● **GOAL OF THE EXERCISE**
State the number of lines that include the string "name", and write nothing else.

## Start

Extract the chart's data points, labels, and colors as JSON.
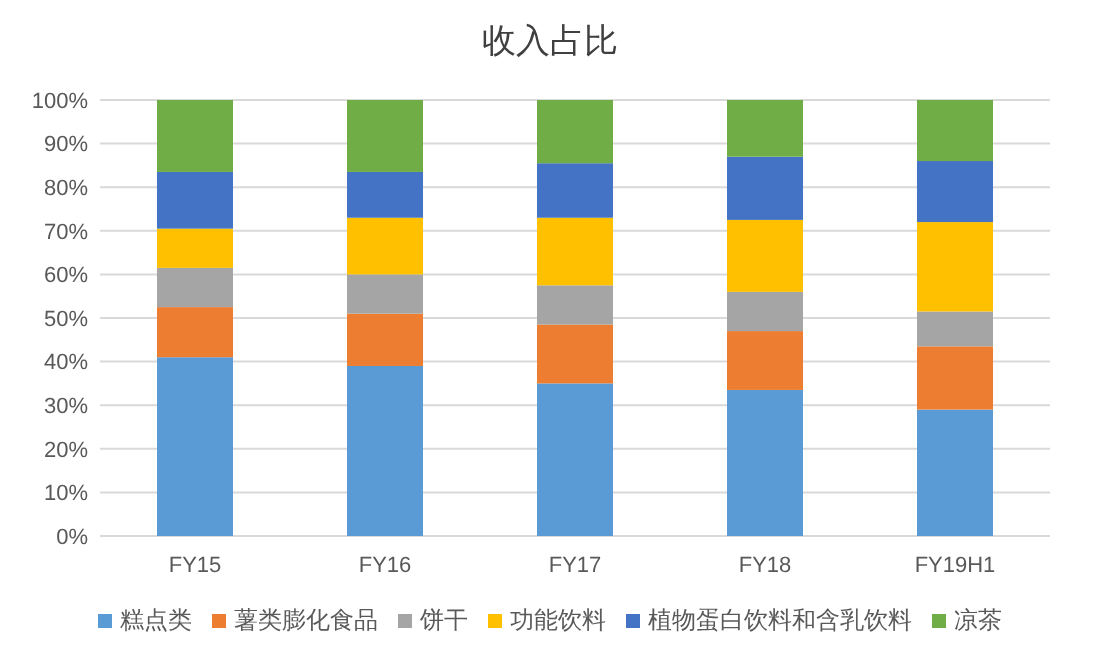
{
  "chart_data": {
    "type": "bar",
    "title": "收入占比",
    "stacked": true,
    "categories": [
      "FY15",
      "FY16",
      "FY17",
      "FY18",
      "FY19H1"
    ],
    "series": [
      {
        "name": "糕点类",
        "color": "#5b9bd5",
        "values": [
          41,
          39,
          35,
          33.5,
          29
        ]
      },
      {
        "name": "薯类膨化食品",
        "color": "#ed7d31",
        "values": [
          11.5,
          12,
          13.5,
          13.5,
          14.5
        ]
      },
      {
        "name": "饼干",
        "color": "#a5a5a5",
        "values": [
          9,
          9,
          9,
          9,
          8
        ]
      },
      {
        "name": "功能饮料",
        "color": "#ffc000",
        "values": [
          9,
          13,
          15.5,
          16.5,
          20.5
        ]
      },
      {
        "name": "植物蛋白饮料和含乳饮料",
        "color": "#4472c4",
        "values": [
          13,
          10.5,
          12.5,
          14.5,
          14
        ]
      },
      {
        "name": "凉茶",
        "color": "#70ad47",
        "values": [
          16.5,
          16.5,
          14.5,
          13,
          14
        ]
      }
    ],
    "ylim": [
      0,
      100
    ],
    "yticks": [
      {
        "value": 0,
        "label": "0%"
      },
      {
        "value": 10,
        "label": "10%"
      },
      {
        "value": 20,
        "label": "20%"
      },
      {
        "value": 30,
        "label": "30%"
      },
      {
        "value": 40,
        "label": "40%"
      },
      {
        "value": 50,
        "label": "50%"
      },
      {
        "value": 60,
        "label": "60%"
      },
      {
        "value": 70,
        "label": "70%"
      },
      {
        "value": 80,
        "label": "80%"
      },
      {
        "value": 90,
        "label": "90%"
      },
      {
        "value": 100,
        "label": "100%"
      }
    ],
    "grid": "y",
    "legend": "bottom"
  }
}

## End

● **REPLY TO THE TASK**
6